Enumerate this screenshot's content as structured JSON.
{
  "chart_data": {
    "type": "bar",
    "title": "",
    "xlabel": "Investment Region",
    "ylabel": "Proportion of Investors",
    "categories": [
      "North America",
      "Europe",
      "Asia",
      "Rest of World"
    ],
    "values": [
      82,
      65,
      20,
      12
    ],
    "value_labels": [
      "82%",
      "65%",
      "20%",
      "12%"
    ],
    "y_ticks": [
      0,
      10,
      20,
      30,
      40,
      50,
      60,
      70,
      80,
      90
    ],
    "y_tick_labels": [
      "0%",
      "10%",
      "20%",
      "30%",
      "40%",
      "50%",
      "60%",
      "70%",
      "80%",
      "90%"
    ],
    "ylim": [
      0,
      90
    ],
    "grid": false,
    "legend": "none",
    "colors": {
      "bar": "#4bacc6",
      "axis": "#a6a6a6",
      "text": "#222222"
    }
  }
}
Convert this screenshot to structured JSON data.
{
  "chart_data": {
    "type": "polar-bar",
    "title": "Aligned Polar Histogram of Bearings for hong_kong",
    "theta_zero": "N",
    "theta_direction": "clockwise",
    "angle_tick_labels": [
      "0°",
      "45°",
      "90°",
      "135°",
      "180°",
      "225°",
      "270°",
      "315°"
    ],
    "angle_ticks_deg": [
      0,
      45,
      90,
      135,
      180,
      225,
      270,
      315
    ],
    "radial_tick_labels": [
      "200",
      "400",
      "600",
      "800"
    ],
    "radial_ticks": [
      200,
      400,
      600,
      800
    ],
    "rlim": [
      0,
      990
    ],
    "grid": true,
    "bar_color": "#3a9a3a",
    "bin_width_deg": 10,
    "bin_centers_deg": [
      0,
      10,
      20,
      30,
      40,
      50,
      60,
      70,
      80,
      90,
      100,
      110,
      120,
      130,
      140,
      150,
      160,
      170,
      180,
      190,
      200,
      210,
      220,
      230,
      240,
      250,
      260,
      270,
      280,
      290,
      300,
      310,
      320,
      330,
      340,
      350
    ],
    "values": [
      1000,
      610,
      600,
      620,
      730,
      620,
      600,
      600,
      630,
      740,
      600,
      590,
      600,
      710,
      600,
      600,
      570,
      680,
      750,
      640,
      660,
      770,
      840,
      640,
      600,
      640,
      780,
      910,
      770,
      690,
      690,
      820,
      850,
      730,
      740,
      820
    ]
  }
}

[DIRECTIONS FOR THIS TASK]: Each record above must be given again exactly.

[IN RESPONSE]:
Enumerate this screenshot's content as structured JSON.
{
  "chart_data": {
    "type": "bar",
    "title": "",
    "xlabel": "Investment Region",
    "ylabel": "Proportion of Investors",
    "categories": [
      "North America",
      "Europe",
      "Asia",
      "Rest of World"
    ],
    "values": [
      82,
      65,
      20,
      12
    ],
    "value_labels": [
      "82%",
      "65%",
      "20%",
      "12%"
    ],
    "y_ticks": [
      0,
      10,
      20,
      30,
      40,
      50,
      60,
      70,
      80,
      90
    ],
    "y_tick_labels": [
      "0%",
      "10%",
      "20%",
      "30%",
      "40%",
      "50%",
      "60%",
      "70%",
      "80%",
      "90%"
    ],
    "ylim": [
      0,
      90
    ],
    "grid": false,
    "legend": "none",
    "colors": {
      "bar": "#4bacc6",
      "axis": "#a6a6a6",
      "text": "#222222"
    }
  }
}
Convert this screenshot to structured JSON data.
{
  "chart_data": {
    "type": "polar-bar",
    "title": "Aligned Polar Histogram of Bearings for hong_kong",
    "theta_zero": "N",
    "theta_direction": "clockwise",
    "angle_tick_labels": [
      "0°",
      "45°",
      "90°",
      "135°",
      "180°",
      "225°",
      "270°",
      "315°"
    ],
    "angle_ticks_deg": [
      0,
      45,
      90,
      135,
      180,
      225,
      270,
      315
    ],
    "radial_tick_labels": [
      "200",
      "400",
      "600",
      "800"
    ],
    "radial_ticks": [
      200,
      400,
      600,
      800
    ],
    "rlim": [
      0,
      990
    ],
    "grid": true,
    "bar_color": "#3a9a3a",
    "bin_width_deg": 10,
    "bin_centers_deg": [
      0,
      10,
      20,
      30,
      40,
      50,
      60,
      70,
      80,
      90,
      100,
      110,
      120,
      130,
      140,
      150,
      160,
      170,
      180,
      190,
      200,
      210,
      220,
      230,
      240,
      250,
      260,
      270,
      280,
      290,
      300,
      310,
      320,
      330,
      340,
      350
    ],
    "values": [
      1000,
      610,
      600,
      620,
      730,
      620,
      600,
      600,
      630,
      740,
      600,
      590,
      600,
      710,
      600,
      600,
      570,
      680,
      750,
      640,
      660,
      770,
      840,
      640,
      600,
      640,
      780,
      910,
      770,
      690,
      690,
      820,
      850,
      730,
      740,
      820
    ]
  }
}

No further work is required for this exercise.